Output each line exactly as it appears, skipping any embedded picture.

[Task input]
"""
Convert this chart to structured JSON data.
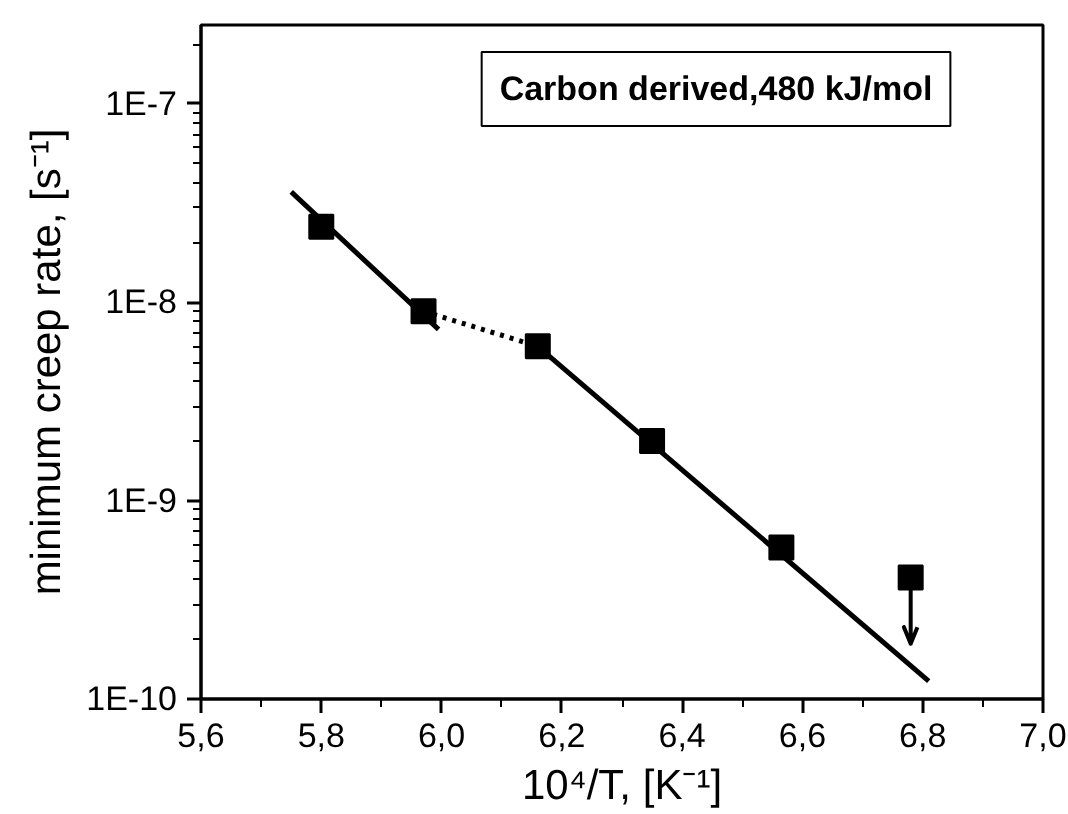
{
  "chart_data": {
    "type": "scatter",
    "xlabel": "10⁴/T, [K⁻¹]",
    "ylabel": "minimum creep rate, [s⁻¹]",
    "annotations": [
      "Carbon derived,480 kJ/mol"
    ],
    "log": "y",
    "grid": false,
    "xlim": [
      5.6,
      7.0
    ],
    "ylim": [
      1e-10,
      2.5e-07
    ],
    "xticks": [
      {
        "value": 5.6,
        "label": "5,6"
      },
      {
        "value": 5.8,
        "label": "5,8"
      },
      {
        "value": 6.0,
        "label": "6,0"
      },
      {
        "value": 6.2,
        "label": "6,2"
      },
      {
        "value": 6.4,
        "label": "6,4"
      },
      {
        "value": 6.6,
        "label": "6,6"
      },
      {
        "value": 6.8,
        "label": "6,8"
      },
      {
        "value": 7.0,
        "label": "7,0"
      }
    ],
    "yticks": [
      {
        "value": 1e-10,
        "label": "1E-10"
      },
      {
        "value": 1e-09,
        "label": "1E-9"
      },
      {
        "value": 1e-08,
        "label": "1E-8"
      },
      {
        "value": 1e-07,
        "label": "1E-7"
      }
    ],
    "series": [
      {
        "type": "line",
        "color": "#000000",
        "line_style": "solid",
        "x": [
          5.75,
          5.995
        ],
        "values": [
          3.6e-08,
          7.3e-09
        ]
      },
      {
        "type": "line",
        "color": "#000000",
        "line_style": "dotted",
        "x": [
          5.97,
          6.16
        ],
        "values": [
          9e-09,
          6e-09
        ]
      },
      {
        "type": "line",
        "color": "#000000",
        "line_style": "solid",
        "x": [
          6.16,
          6.81
        ],
        "values": [
          6e-09,
          1.23e-10
        ]
      },
      {
        "color": "#000000",
        "marker": "square",
        "x": [
          5.8,
          5.97,
          6.16,
          6.35,
          6.565,
          6.78
        ],
        "values": [
          2.4e-08,
          9e-09,
          6e-09,
          2e-09,
          5.8e-10,
          4.1e-10
        ],
        "errors": [
          null,
          null,
          null,
          null,
          null,
          [
            1.9e-10,
            4.1e-10
          ]
        ]
      }
    ]
  }
}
"""
[Output of the task]
Convert this chart to structured JSON data.
{
  "chart_data": {
    "type": "scatter",
    "xlabel": "10⁴/T, [K⁻¹]",
    "ylabel": "minimum creep rate, [s⁻¹]",
    "annotations": [
      "Carbon derived,480 kJ/mol"
    ],
    "log": "y",
    "grid": false,
    "xlim": [
      5.6,
      7.0
    ],
    "ylim": [
      1e-10,
      2.5e-07
    ],
    "xticks": [
      {
        "value": 5.6,
        "label": "5,6"
      },
      {
        "value": 5.8,
        "label": "5,8"
      },
      {
        "value": 6.0,
        "label": "6,0"
      },
      {
        "value": 6.2,
        "label": "6,2"
      },
      {
        "value": 6.4,
        "label": "6,4"
      },
      {
        "value": 6.6,
        "label": "6,6"
      },
      {
        "value": 6.8,
        "label": "6,8"
      },
      {
        "value": 7.0,
        "label": "7,0"
      }
    ],
    "yticks": [
      {
        "value": 1e-10,
        "label": "1E-10"
      },
      {
        "value": 1e-09,
        "label": "1E-9"
      },
      {
        "value": 1e-08,
        "label": "1E-8"
      },
      {
        "value": 1e-07,
        "label": "1E-7"
      }
    ],
    "series": [
      {
        "type": "line",
        "color": "#000000",
        "line_style": "solid",
        "x": [
          5.75,
          5.995
        ],
        "values": [
          3.6e-08,
          7.3e-09
        ]
      },
      {
        "type": "line",
        "color": "#000000",
        "line_style": "dotted",
        "x": [
          5.97,
          6.16
        ],
        "values": [
          9e-09,
          6e-09
        ]
      },
      {
        "type": "line",
        "color": "#000000",
        "line_style": "solid",
        "x": [
          6.16,
          6.81
        ],
        "values": [
          6e-09,
          1.23e-10
        ]
      },
      {
        "color": "#000000",
        "marker": "square",
        "x": [
          5.8,
          5.97,
          6.16,
          6.35,
          6.565,
          6.78
        ],
        "values": [
          2.4e-08,
          9e-09,
          6e-09,
          2e-09,
          5.8e-10,
          4.1e-10
        ],
        "errors": [
          null,
          null,
          null,
          null,
          null,
          [
            1.9e-10,
            4.1e-10
          ]
        ]
      }
    ]
  }
}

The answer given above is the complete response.